Scan the entries below. List each line with "name".
Begin Material provided
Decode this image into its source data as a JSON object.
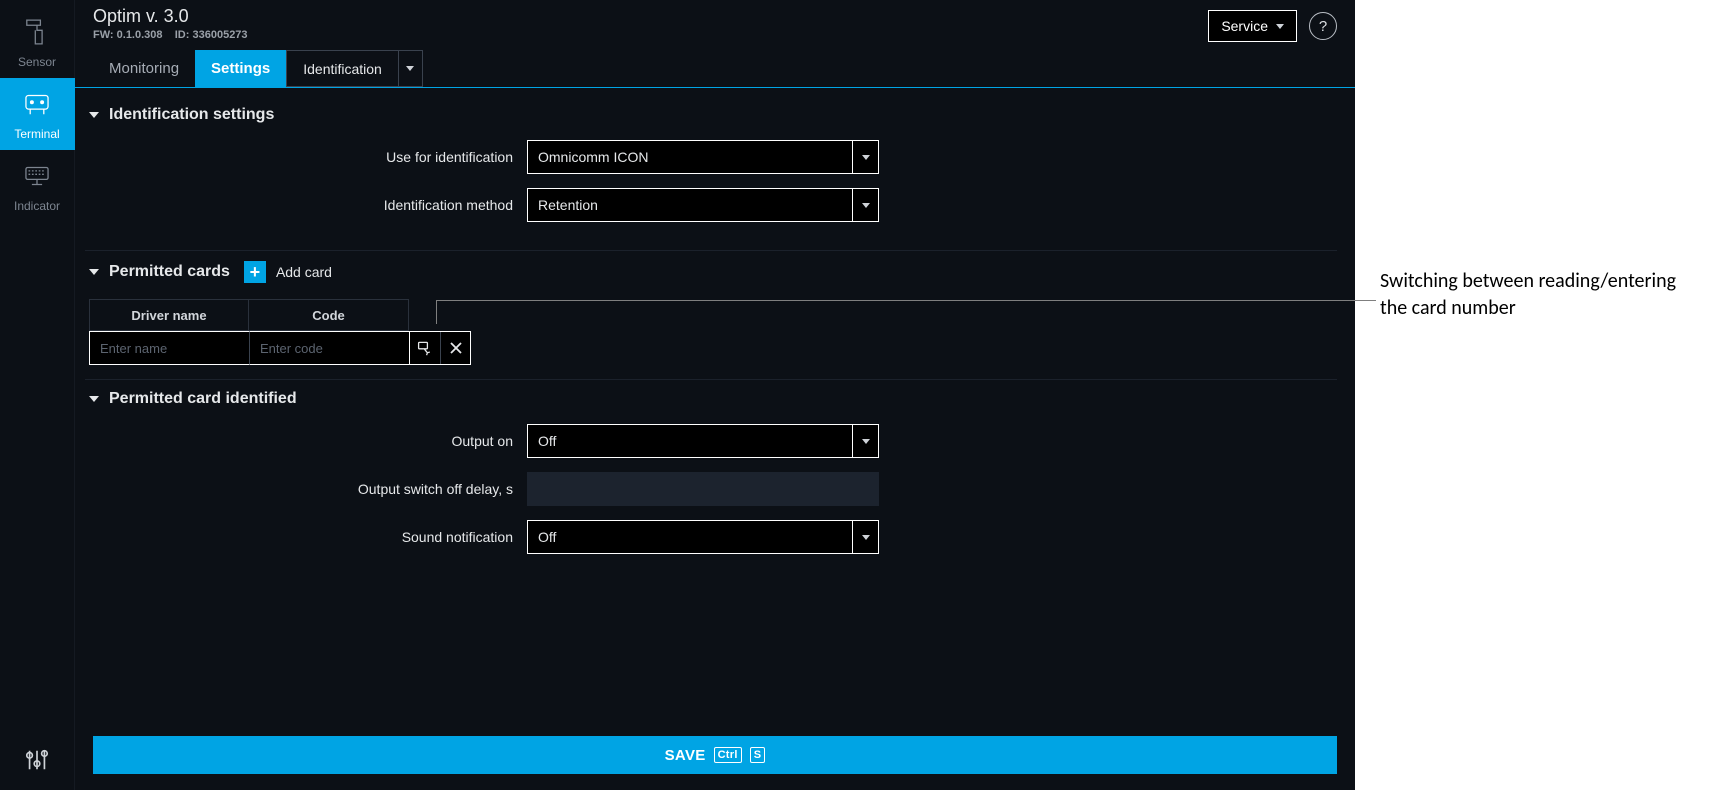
{
  "sidebar": {
    "items": [
      {
        "label": "Sensor"
      },
      {
        "label": "Terminal"
      },
      {
        "label": "Indicator"
      }
    ]
  },
  "header": {
    "title": "Optim v. 3.0",
    "fw_label": "FW:",
    "fw_value": "0.1.0.308",
    "id_label": "ID:",
    "id_value": "336005273",
    "service_label": "Service",
    "help_symbol": "?"
  },
  "tabs": {
    "monitoring": "Monitoring",
    "settings": "Settings",
    "sub_identification": "Identification"
  },
  "sections": {
    "ident": {
      "title": "Identification settings",
      "use_label": "Use for identification",
      "use_value": "Omnicomm ICON",
      "method_label": "Identification method",
      "method_value": "Retention"
    },
    "cards": {
      "title": "Permitted cards",
      "add_label": "Add card",
      "col_name": "Driver name",
      "col_code": "Code",
      "ph_name": "Enter name",
      "ph_code": "Enter code"
    },
    "identified": {
      "title": "Permitted card identified",
      "output_on_label": "Output on",
      "output_on_value": "Off",
      "delay_label": "Output switch off delay, s",
      "sound_label": "Sound notification",
      "sound_value": "Off"
    }
  },
  "save": {
    "label": "SAVE",
    "kbd1": "Ctrl",
    "kbd2": "S"
  },
  "annotation": {
    "text": "Switching between reading/entering the card number"
  }
}
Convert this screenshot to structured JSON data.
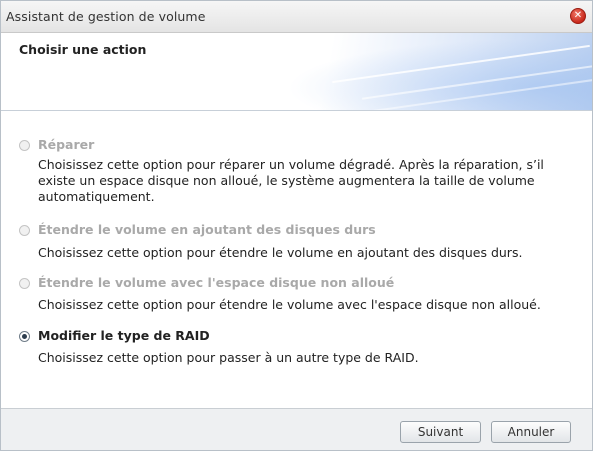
{
  "window": {
    "title": "Assistant de gestion de volume",
    "close_glyph": "✕"
  },
  "header": {
    "heading": "Choisir une action"
  },
  "options": [
    {
      "label": "Réparer",
      "description": "Choisissez cette option pour réparer un volume dégradé. Après la réparation, s’il existe un espace disque non alloué, le système augmentera la taille de volume automatiquement.",
      "enabled": false,
      "selected": false
    },
    {
      "label": "Étendre le volume en ajoutant des disques durs",
      "description": "Choisissez cette option pour étendre le volume en ajoutant des disques durs.",
      "enabled": false,
      "selected": false
    },
    {
      "label": "Étendre le volume avec l'espace disque non alloué",
      "description": "Choisissez cette option pour étendre le volume avec l'espace disque non alloué.",
      "enabled": false,
      "selected": false
    },
    {
      "label": "Modifier le type de RAID",
      "description": "Choisissez cette option pour passer à un autre type de RAID.",
      "enabled": true,
      "selected": true
    }
  ],
  "footer": {
    "next_label": "Suivant",
    "cancel_label": "Annuler"
  }
}
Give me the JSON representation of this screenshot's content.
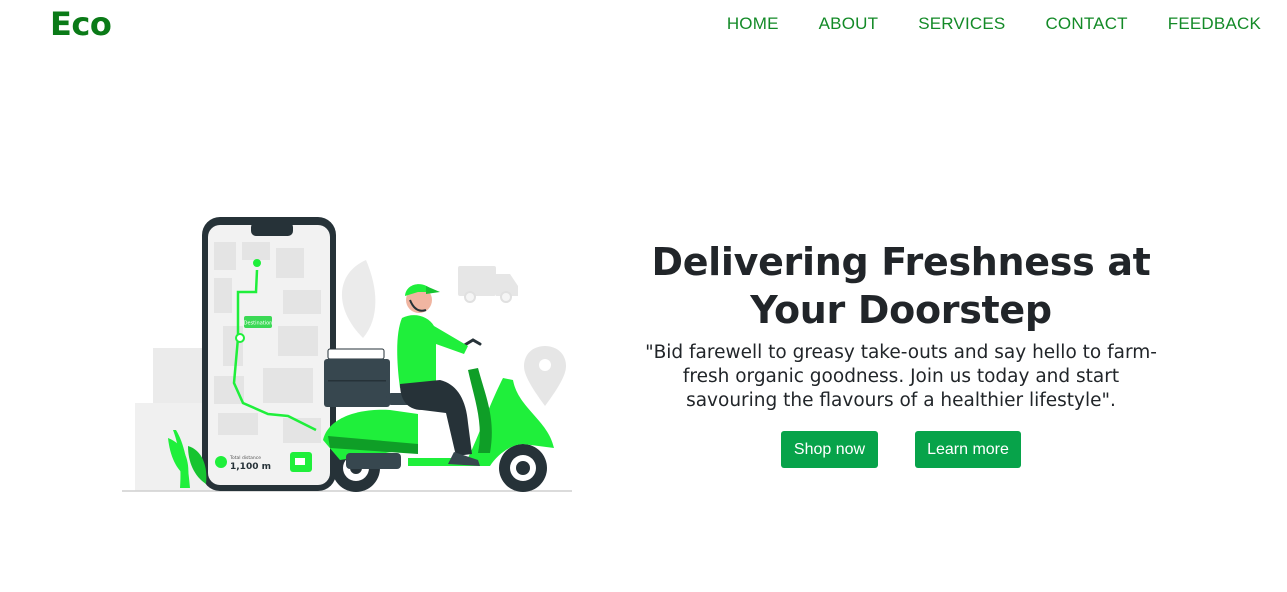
{
  "nav": {
    "brand": "Eco",
    "links": [
      "HOME",
      "ABOUT",
      "SERVICES",
      "CONTACT",
      "FEEDBACK"
    ]
  },
  "hero": {
    "title": "Delivering Freshness at Your Doorstep",
    "quote": "\"Bid farewell to greasy take-outs and say hello to farm-fresh organic goodness. Join us today and start savouring the flavours of a healthier lifestyle\".",
    "buttons": {
      "shop": "Shop now",
      "learn": "Learn more"
    }
  },
  "illustration": {
    "phone_label": "Total distance",
    "phone_distance": "1,100 m",
    "map_tag": "Destination"
  },
  "colors": {
    "brand": "#0a7a17",
    "nav_link": "#138a27",
    "button": "#07a34a",
    "scooter_green": "#1fef3b",
    "dark": "#263238"
  }
}
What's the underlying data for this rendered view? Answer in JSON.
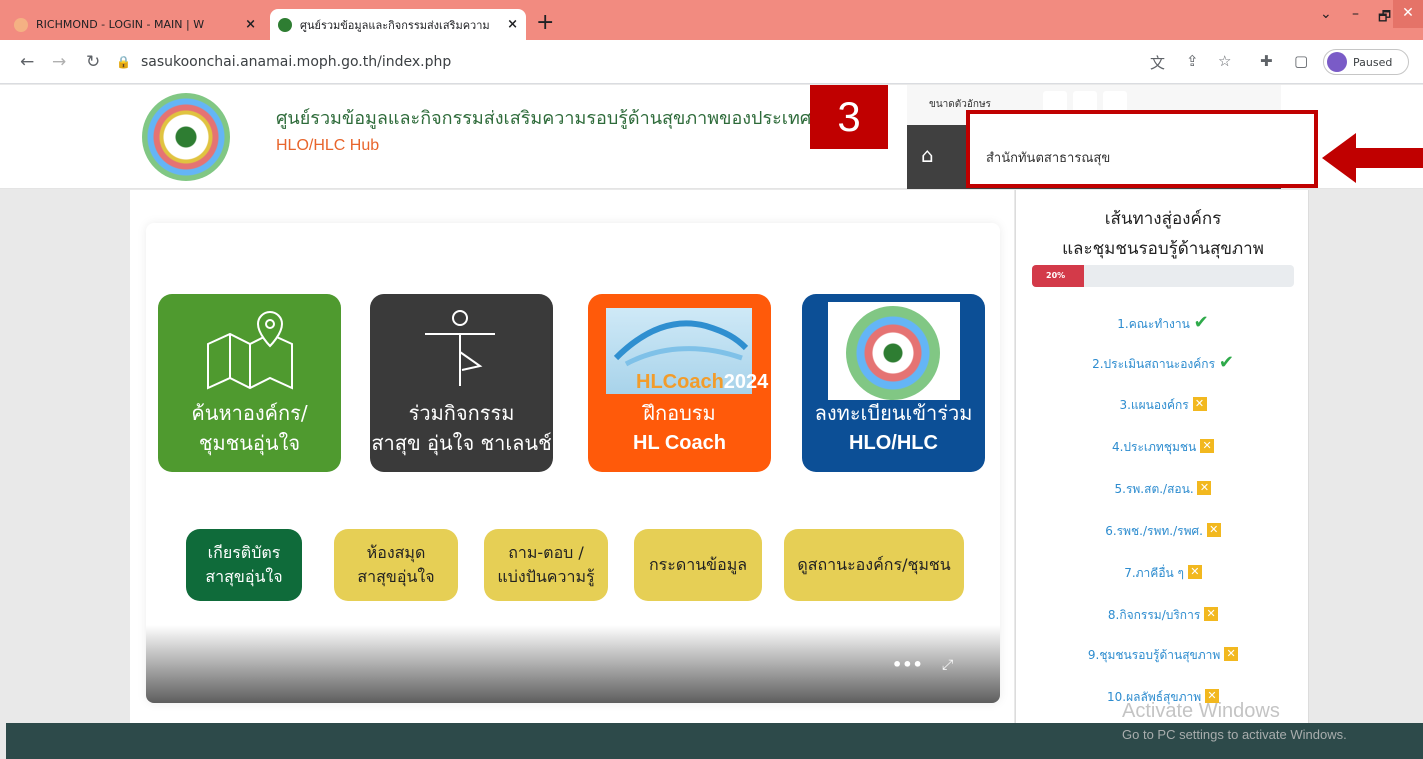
End Material provided
- _Written reply_
      "col_name": "Driver name",
      "ph_name": "Enter name",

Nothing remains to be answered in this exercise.